§ Data to process:
****

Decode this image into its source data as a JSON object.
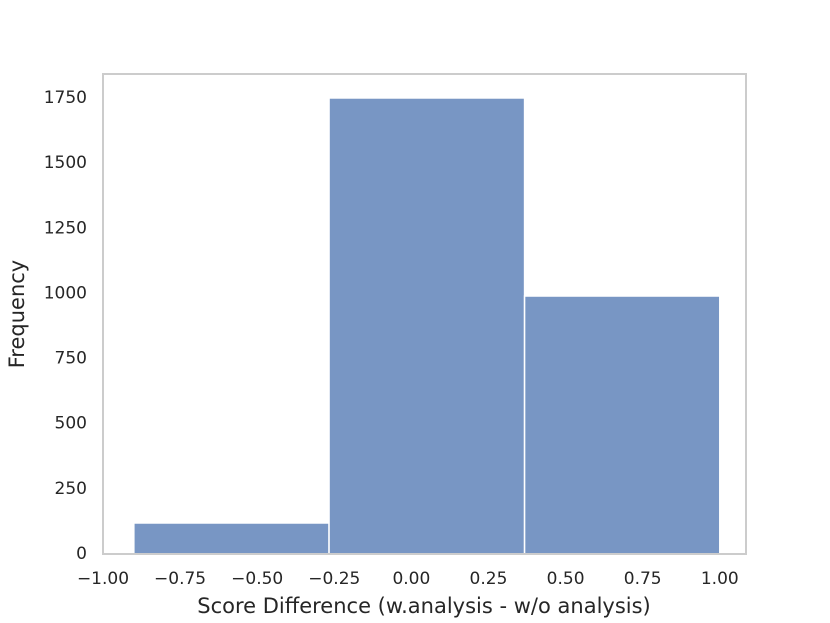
{
  "chart_data": {
    "type": "histogram",
    "xlabel": "Score Difference (w.analysis - w/o analysis)",
    "ylabel": "Frequency",
    "bins": [
      -0.9,
      -0.267,
      0.367,
      1.0
    ],
    "values": [
      119,
      1750,
      990
    ],
    "color": "#7896c4",
    "xlim": [
      -1.0,
      1.085
    ],
    "ylim": [
      0,
      1842
    ],
    "xticks": [
      {
        "value": -1.0,
        "label": "−1.00"
      },
      {
        "value": -0.75,
        "label": "−0.75"
      },
      {
        "value": -0.5,
        "label": "−0.50"
      },
      {
        "value": -0.25,
        "label": "−0.25"
      },
      {
        "value": 0,
        "label": "0.00"
      },
      {
        "value": 0.25,
        "label": "0.25"
      },
      {
        "value": 0.5,
        "label": "0.50"
      },
      {
        "value": 0.75,
        "label": "0.75"
      },
      {
        "value": 1.0,
        "label": "1.00"
      }
    ],
    "yticks": [
      0,
      250,
      500,
      750,
      1000,
      1250,
      1500,
      1750
    ],
    "grid": false
  }
}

****

§ Directions for this task: Can you retype every record above exactly, leaving out the pictures?

§ Completed exercise:
Decode this image into its source data as a JSON object.
{
  "chart_data": {
    "type": "histogram",
    "xlabel": "Score Difference (w.analysis - w/o analysis)",
    "ylabel": "Frequency",
    "bins": [
      -0.9,
      -0.267,
      0.367,
      1.0
    ],
    "values": [
      119,
      1750,
      990
    ],
    "color": "#7896c4",
    "xlim": [
      -1.0,
      1.085
    ],
    "ylim": [
      0,
      1842
    ],
    "xticks": [
      {
        "value": -1.0,
        "label": "−1.00"
      },
      {
        "value": -0.75,
        "label": "−0.75"
      },
      {
        "value": -0.5,
        "label": "−0.50"
      },
      {
        "value": -0.25,
        "label": "−0.25"
      },
      {
        "value": 0,
        "label": "0.00"
      },
      {
        "value": 0.25,
        "label": "0.25"
      },
      {
        "value": 0.5,
        "label": "0.50"
      },
      {
        "value": 0.75,
        "label": "0.75"
      },
      {
        "value": 1.0,
        "label": "1.00"
      }
    ],
    "yticks": [
      0,
      250,
      500,
      750,
      1000,
      1250,
      1500,
      1750
    ],
    "grid": false
  }
}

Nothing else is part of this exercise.